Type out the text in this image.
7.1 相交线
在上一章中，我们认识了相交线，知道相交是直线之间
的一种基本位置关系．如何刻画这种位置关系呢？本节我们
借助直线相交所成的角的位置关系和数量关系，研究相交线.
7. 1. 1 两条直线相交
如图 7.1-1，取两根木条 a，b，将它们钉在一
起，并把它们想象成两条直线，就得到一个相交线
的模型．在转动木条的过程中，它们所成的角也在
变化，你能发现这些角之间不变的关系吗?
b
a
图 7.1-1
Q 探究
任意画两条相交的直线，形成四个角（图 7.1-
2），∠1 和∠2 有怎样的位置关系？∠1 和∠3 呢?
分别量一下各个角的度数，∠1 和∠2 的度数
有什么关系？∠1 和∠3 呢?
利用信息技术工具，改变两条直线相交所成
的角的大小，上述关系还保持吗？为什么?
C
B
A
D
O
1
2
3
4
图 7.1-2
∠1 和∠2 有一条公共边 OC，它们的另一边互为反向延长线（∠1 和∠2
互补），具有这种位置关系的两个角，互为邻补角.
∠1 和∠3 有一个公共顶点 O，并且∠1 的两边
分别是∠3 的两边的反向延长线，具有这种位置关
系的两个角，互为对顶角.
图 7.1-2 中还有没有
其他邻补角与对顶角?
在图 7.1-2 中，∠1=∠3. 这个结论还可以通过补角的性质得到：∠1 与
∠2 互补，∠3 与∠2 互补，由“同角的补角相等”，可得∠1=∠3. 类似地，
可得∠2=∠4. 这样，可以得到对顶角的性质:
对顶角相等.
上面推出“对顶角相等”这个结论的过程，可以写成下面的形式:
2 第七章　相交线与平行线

.....

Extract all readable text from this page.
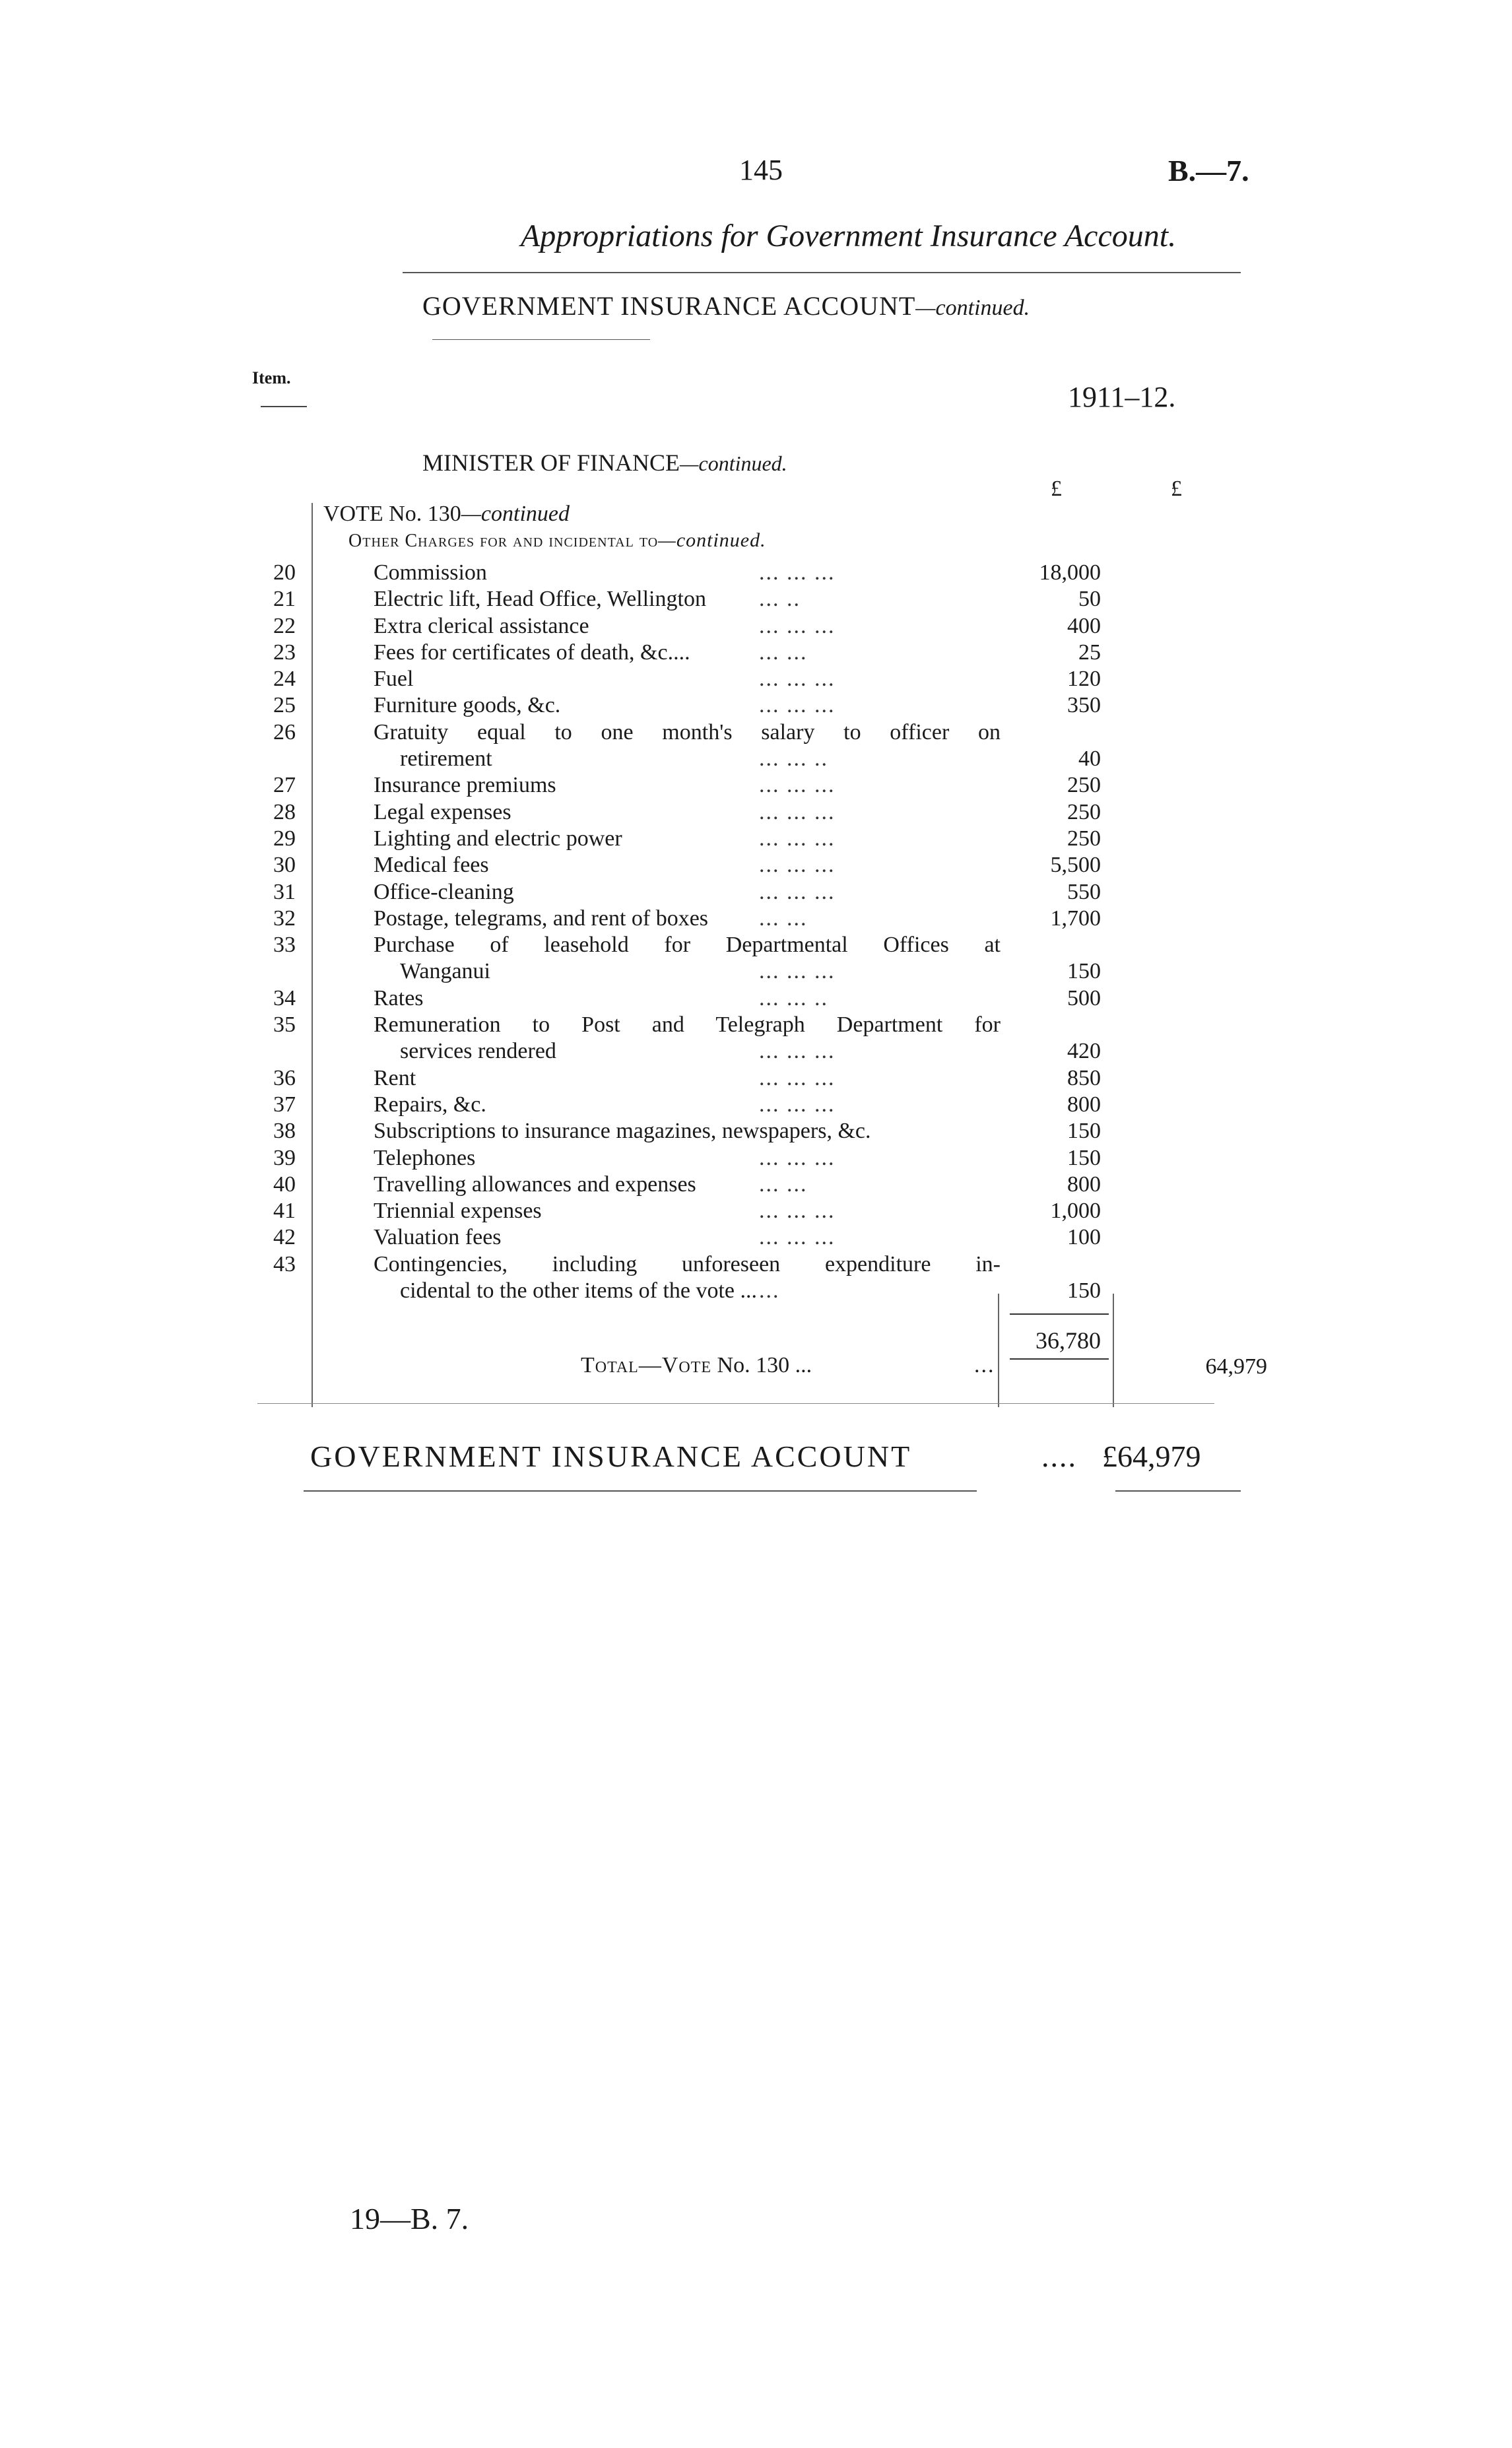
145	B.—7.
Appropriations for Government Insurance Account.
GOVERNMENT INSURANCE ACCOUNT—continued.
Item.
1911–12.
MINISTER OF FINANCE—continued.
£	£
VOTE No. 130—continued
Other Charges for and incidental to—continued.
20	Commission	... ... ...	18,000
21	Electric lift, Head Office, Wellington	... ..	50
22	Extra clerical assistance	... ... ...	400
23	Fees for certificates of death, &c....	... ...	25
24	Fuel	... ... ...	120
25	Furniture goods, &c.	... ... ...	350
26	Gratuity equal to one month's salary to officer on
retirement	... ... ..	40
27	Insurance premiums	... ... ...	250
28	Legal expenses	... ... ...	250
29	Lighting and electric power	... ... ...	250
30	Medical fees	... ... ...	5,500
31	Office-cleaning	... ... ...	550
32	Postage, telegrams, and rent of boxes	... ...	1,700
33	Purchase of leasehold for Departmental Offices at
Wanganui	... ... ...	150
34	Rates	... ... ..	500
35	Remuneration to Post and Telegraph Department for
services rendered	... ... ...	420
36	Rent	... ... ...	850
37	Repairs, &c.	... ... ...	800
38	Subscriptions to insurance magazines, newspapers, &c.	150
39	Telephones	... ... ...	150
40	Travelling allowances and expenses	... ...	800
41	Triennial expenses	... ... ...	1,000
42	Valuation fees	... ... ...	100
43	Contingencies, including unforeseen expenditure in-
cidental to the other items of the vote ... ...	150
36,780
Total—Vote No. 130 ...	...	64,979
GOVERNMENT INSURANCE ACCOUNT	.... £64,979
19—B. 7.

.....

● **EXERCISE OBJECTIVE**
Search the lines for "对顶角相等". Copy each line that has it.

● **TASK OUTPUT**
对顶角相等.
上面推出“对顶角相等”这个结论的过程，可以写成下面的形式:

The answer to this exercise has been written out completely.